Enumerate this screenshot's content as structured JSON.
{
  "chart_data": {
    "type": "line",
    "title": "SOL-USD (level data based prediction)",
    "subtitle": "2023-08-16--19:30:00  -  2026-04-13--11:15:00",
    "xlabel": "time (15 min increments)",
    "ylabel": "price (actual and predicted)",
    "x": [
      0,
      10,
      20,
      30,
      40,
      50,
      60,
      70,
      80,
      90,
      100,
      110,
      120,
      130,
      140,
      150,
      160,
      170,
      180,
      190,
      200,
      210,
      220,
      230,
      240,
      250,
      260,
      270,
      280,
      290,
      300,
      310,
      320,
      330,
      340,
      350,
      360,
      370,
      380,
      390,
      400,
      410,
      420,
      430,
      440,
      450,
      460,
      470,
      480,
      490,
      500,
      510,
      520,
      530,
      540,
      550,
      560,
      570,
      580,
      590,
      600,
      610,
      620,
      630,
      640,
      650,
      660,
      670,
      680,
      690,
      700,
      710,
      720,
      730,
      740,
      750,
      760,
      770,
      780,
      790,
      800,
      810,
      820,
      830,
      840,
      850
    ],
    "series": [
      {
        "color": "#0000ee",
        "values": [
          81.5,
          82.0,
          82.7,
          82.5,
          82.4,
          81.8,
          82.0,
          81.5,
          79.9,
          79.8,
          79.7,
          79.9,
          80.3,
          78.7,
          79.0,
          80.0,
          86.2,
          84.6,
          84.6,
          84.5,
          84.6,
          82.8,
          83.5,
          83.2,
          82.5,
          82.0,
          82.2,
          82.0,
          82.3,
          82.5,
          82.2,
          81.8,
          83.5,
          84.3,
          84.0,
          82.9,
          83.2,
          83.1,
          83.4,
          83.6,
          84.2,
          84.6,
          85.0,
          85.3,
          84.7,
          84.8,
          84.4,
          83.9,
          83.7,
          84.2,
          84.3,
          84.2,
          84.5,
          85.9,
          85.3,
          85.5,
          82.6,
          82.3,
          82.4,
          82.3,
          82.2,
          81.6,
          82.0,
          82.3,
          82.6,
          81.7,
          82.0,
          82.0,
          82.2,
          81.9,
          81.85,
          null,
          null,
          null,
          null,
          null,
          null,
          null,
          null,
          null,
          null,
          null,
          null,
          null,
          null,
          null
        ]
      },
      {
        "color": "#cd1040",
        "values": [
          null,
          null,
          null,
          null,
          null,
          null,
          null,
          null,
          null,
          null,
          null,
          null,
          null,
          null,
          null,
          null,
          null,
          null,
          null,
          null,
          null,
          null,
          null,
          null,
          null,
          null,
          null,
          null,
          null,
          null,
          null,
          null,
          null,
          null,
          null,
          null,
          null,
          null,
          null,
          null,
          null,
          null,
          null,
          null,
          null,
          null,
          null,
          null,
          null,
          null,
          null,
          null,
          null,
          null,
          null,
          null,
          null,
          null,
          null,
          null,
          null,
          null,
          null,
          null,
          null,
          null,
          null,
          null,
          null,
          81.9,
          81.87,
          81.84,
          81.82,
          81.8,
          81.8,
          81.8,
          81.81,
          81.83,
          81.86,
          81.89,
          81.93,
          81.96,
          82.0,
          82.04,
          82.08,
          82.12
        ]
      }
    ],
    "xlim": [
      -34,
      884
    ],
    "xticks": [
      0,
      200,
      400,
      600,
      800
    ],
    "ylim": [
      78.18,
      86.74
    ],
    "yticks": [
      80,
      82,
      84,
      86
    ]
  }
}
┄┄┄┄┄┄
• _What is expected_: Reproduce every line of the data verbatim.

• _Task output_:
Enumerate this screenshot's content as structured JSON.
{
  "chart_data": {
    "type": "line",
    "title": "SOL-USD (level data based prediction)",
    "subtitle": "2023-08-16--19:30:00  -  2026-04-13--11:15:00",
    "xlabel": "time (15 min increments)",
    "ylabel": "price (actual and predicted)",
    "x": [
      0,
      10,
      20,
      30,
      40,
      50,
      60,
      70,
      80,
      90,
      100,
      110,
      120,
      130,
      140,
      150,
      160,
      170,
      180,
      190,
      200,
      210,
      220,
      230,
      240,
      250,
      260,
      270,
      280,
      290,
      300,
      310,
      320,
      330,
      340,
      350,
      360,
      370,
      380,
      390,
      400,
      410,
      420,
      430,
      440,
      450,
      460,
      470,
      480,
      490,
      500,
      510,
      520,
      530,
      540,
      550,
      560,
      570,
      580,
      590,
      600,
      610,
      620,
      630,
      640,
      650,
      660,
      670,
      680,
      690,
      700,
      710,
      720,
      730,
      740,
      750,
      760,
      770,
      780,
      790,
      800,
      810,
      820,
      830,
      840,
      850
    ],
    "series": [
      {
        "color": "#0000ee",
        "values": [
          81.5,
          82.0,
          82.7,
          82.5,
          82.4,
          81.8,
          82.0,
          81.5,
          79.9,
          79.8,
          79.7,
          79.9,
          80.3,
          78.7,
          79.0,
          80.0,
          86.2,
          84.6,
          84.6,
          84.5,
          84.6,
          82.8,
          83.5,
          83.2,
          82.5,
          82.0,
          82.2,
          82.0,
          82.3,
          82.5,
          82.2,
          81.8,
          83.5,
          84.3,
          84.0,
          82.9,
          83.2,
          83.1,
          83.4,
          83.6,
          84.2,
          84.6,
          85.0,
          85.3,
          84.7,
          84.8,
          84.4,
          83.9,
          83.7,
          84.2,
          84.3,
          84.2,
          84.5,
          85.9,
          85.3,
          85.5,
          82.6,
          82.3,
          82.4,
          82.3,
          82.2,
          81.6,
          82.0,
          82.3,
          82.6,
          81.7,
          82.0,
          82.0,
          82.2,
          81.9,
          81.85,
          null,
          null,
          null,
          null,
          null,
          null,
          null,
          null,
          null,
          null,
          null,
          null,
          null,
          null,
          null
        ]
      },
      {
        "color": "#cd1040",
        "values": [
          null,
          null,
          null,
          null,
          null,
          null,
          null,
          null,
          null,
          null,
          null,
          null,
          null,
          null,
          null,
          null,
          null,
          null,
          null,
          null,
          null,
          null,
          null,
          null,
          null,
          null,
          null,
          null,
          null,
          null,
          null,
          null,
          null,
          null,
          null,
          null,
          null,
          null,
          null,
          null,
          null,
          null,
          null,
          null,
          null,
          null,
          null,
          null,
          null,
          null,
          null,
          null,
          null,
          null,
          null,
          null,
          null,
          null,
          null,
          null,
          null,
          null,
          null,
          null,
          null,
          null,
          null,
          null,
          null,
          81.9,
          81.87,
          81.84,
          81.82,
          81.8,
          81.8,
          81.8,
          81.81,
          81.83,
          81.86,
          81.89,
          81.93,
          81.96,
          82.0,
          82.04,
          82.08,
          82.12
        ]
      }
    ],
    "xlim": [
      -34,
      884
    ],
    "xticks": [
      0,
      200,
      400,
      600,
      800
    ],
    "ylim": [
      78.18,
      86.74
    ],
    "yticks": [
      80,
      82,
      84,
      86
    ]
  }
}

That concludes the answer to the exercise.